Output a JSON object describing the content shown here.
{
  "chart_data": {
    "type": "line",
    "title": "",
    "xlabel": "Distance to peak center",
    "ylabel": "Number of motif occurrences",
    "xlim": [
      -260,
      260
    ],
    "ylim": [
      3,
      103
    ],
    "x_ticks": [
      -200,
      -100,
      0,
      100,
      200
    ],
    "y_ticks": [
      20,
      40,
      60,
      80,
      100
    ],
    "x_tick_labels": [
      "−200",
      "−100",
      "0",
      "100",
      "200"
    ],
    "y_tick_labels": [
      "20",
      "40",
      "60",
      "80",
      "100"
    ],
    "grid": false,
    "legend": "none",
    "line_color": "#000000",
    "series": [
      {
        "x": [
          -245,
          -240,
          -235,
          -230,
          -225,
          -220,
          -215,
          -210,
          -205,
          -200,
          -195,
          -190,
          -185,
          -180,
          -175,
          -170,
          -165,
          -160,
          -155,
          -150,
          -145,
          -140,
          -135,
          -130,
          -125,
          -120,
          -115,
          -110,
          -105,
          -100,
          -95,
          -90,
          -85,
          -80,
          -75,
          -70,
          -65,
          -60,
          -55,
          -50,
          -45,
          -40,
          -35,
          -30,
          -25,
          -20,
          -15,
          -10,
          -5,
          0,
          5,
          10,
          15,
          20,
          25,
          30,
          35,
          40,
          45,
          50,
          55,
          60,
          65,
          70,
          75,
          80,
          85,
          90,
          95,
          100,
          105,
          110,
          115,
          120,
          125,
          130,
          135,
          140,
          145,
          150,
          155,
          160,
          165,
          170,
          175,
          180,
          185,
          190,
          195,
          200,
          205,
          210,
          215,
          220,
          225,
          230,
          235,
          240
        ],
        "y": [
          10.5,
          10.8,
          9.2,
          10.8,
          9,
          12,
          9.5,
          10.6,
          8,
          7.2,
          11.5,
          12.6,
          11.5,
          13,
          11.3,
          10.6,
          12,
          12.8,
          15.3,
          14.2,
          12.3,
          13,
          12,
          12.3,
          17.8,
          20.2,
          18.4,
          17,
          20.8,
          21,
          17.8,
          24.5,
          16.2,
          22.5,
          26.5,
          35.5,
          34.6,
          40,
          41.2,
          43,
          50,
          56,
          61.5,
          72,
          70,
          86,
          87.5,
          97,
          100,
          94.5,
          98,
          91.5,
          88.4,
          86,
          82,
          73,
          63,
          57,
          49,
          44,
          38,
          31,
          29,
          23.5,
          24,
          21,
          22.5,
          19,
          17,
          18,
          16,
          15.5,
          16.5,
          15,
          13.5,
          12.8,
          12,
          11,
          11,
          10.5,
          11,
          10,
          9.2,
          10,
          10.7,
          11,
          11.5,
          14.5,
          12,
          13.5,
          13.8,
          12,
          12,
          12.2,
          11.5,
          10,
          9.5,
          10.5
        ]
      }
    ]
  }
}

***

Work instructions> Return all of the entries word for word.

Task answer>
Output a JSON object describing the content shown here.
{
  "chart_data": {
    "type": "line",
    "title": "",
    "xlabel": "Distance to peak center",
    "ylabel": "Number of motif occurrences",
    "xlim": [
      -260,
      260
    ],
    "ylim": [
      3,
      103
    ],
    "x_ticks": [
      -200,
      -100,
      0,
      100,
      200
    ],
    "y_ticks": [
      20,
      40,
      60,
      80,
      100
    ],
    "x_tick_labels": [
      "−200",
      "−100",
      "0",
      "100",
      "200"
    ],
    "y_tick_labels": [
      "20",
      "40",
      "60",
      "80",
      "100"
    ],
    "grid": false,
    "legend": "none",
    "line_color": "#000000",
    "series": [
      {
        "x": [
          -245,
          -240,
          -235,
          -230,
          -225,
          -220,
          -215,
          -210,
          -205,
          -200,
          -195,
          -190,
          -185,
          -180,
          -175,
          -170,
          -165,
          -160,
          -155,
          -150,
          -145,
          -140,
          -135,
          -130,
          -125,
          -120,
          -115,
          -110,
          -105,
          -100,
          -95,
          -90,
          -85,
          -80,
          -75,
          -70,
          -65,
          -60,
          -55,
          -50,
          -45,
          -40,
          -35,
          -30,
          -25,
          -20,
          -15,
          -10,
          -5,
          0,
          5,
          10,
          15,
          20,
          25,
          30,
          35,
          40,
          45,
          50,
          55,
          60,
          65,
          70,
          75,
          80,
          85,
          90,
          95,
          100,
          105,
          110,
          115,
          120,
          125,
          130,
          135,
          140,
          145,
          150,
          155,
          160,
          165,
          170,
          175,
          180,
          185,
          190,
          195,
          200,
          205,
          210,
          215,
          220,
          225,
          230,
          235,
          240
        ],
        "y": [
          10.5,
          10.8,
          9.2,
          10.8,
          9,
          12,
          9.5,
          10.6,
          8,
          7.2,
          11.5,
          12.6,
          11.5,
          13,
          11.3,
          10.6,
          12,
          12.8,
          15.3,
          14.2,
          12.3,
          13,
          12,
          12.3,
          17.8,
          20.2,
          18.4,
          17,
          20.8,
          21,
          17.8,
          24.5,
          16.2,
          22.5,
          26.5,
          35.5,
          34.6,
          40,
          41.2,
          43,
          50,
          56,
          61.5,
          72,
          70,
          86,
          87.5,
          97,
          100,
          94.5,
          98,
          91.5,
          88.4,
          86,
          82,
          73,
          63,
          57,
          49,
          44,
          38,
          31,
          29,
          23.5,
          24,
          21,
          22.5,
          19,
          17,
          18,
          16,
          15.5,
          16.5,
          15,
          13.5,
          12.8,
          12,
          11,
          11,
          10.5,
          11,
          10,
          9.2,
          10,
          10.7,
          11,
          11.5,
          14.5,
          12,
          13.5,
          13.8,
          12,
          12,
          12.2,
          11.5,
          10,
          9.5,
          10.5
        ]
      }
    ]
  }
}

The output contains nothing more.